* DO THIS *
For each line in the data below that holds "הווי", return a copy.

* Recorded data *
• • •
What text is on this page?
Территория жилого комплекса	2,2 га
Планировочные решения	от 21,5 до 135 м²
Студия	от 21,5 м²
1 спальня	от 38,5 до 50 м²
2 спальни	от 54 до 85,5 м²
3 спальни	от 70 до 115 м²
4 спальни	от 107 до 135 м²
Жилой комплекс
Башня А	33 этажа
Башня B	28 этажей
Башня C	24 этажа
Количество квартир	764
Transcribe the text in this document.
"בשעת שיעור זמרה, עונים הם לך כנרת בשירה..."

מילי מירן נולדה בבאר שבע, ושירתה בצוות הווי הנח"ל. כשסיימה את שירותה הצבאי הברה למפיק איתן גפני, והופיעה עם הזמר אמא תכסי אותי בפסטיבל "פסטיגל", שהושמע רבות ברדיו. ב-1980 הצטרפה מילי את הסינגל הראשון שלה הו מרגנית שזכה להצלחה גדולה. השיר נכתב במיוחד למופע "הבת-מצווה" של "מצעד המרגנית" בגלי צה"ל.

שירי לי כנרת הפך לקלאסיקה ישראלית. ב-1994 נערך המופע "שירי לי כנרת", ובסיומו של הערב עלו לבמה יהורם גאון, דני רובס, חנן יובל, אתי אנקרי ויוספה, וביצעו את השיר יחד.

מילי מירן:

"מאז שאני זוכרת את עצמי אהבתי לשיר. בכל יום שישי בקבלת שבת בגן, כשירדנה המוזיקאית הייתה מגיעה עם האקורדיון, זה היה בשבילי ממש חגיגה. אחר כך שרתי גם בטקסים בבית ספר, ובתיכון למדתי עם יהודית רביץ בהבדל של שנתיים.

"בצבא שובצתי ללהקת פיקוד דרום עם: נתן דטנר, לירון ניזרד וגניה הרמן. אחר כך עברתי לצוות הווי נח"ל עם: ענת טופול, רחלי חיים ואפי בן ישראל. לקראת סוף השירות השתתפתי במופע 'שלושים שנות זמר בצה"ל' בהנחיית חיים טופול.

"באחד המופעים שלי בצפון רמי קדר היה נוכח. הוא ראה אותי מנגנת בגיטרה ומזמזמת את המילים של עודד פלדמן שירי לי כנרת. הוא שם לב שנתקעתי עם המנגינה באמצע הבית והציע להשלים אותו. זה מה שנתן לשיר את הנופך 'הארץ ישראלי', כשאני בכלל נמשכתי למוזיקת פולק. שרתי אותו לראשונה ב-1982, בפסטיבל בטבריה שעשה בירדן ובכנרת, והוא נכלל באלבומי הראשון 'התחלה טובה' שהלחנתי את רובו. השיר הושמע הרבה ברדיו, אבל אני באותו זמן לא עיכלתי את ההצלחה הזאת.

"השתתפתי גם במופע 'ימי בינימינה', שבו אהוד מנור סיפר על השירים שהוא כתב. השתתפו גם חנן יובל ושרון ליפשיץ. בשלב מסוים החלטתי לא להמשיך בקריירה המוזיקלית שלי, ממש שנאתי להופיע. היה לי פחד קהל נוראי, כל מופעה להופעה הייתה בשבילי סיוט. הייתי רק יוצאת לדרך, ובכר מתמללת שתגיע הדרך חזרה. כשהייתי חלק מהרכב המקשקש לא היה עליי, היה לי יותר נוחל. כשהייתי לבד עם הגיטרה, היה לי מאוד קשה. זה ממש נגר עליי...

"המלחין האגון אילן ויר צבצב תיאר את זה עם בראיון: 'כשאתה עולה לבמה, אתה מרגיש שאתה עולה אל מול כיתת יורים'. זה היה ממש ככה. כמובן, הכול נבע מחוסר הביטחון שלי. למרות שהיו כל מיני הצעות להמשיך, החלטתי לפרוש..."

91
• • •
* COMPLETE ANSWER *
מילי מירן נולדה בבאר שבע, ושירתה בצוות הווי הנח"ל. כשסיימה את שירותה הצבאי הברה למפיק איתן גפני, והופיעה עם הזמר אמא תכסי אותי בפסטיבל "פסטיגל", שהושמע רבות ברדיו. ב-1980 הצטרפה מילי את הסינגל הראשון שלה הו מרגנית שזכה להצלחה גדולה. השיר נכתב במיוחד למופע "הבת-מצווה" של "מצעד המרגנית" בגלי צה"ל.
"בצבא שובצתי ללהקת פיקוד דרום עם: נתן דטנר, לירון ניזרד וגניה הרמן. אחר כך עברתי לצוות הווי נח"ל עם: ענת טופול, רחלי חיים ואפי בן ישראל. לקראת סוף השירות השתתפתי במופע 'שלושים שנות זמר בצה"ל' בהנחיית חיים טופול.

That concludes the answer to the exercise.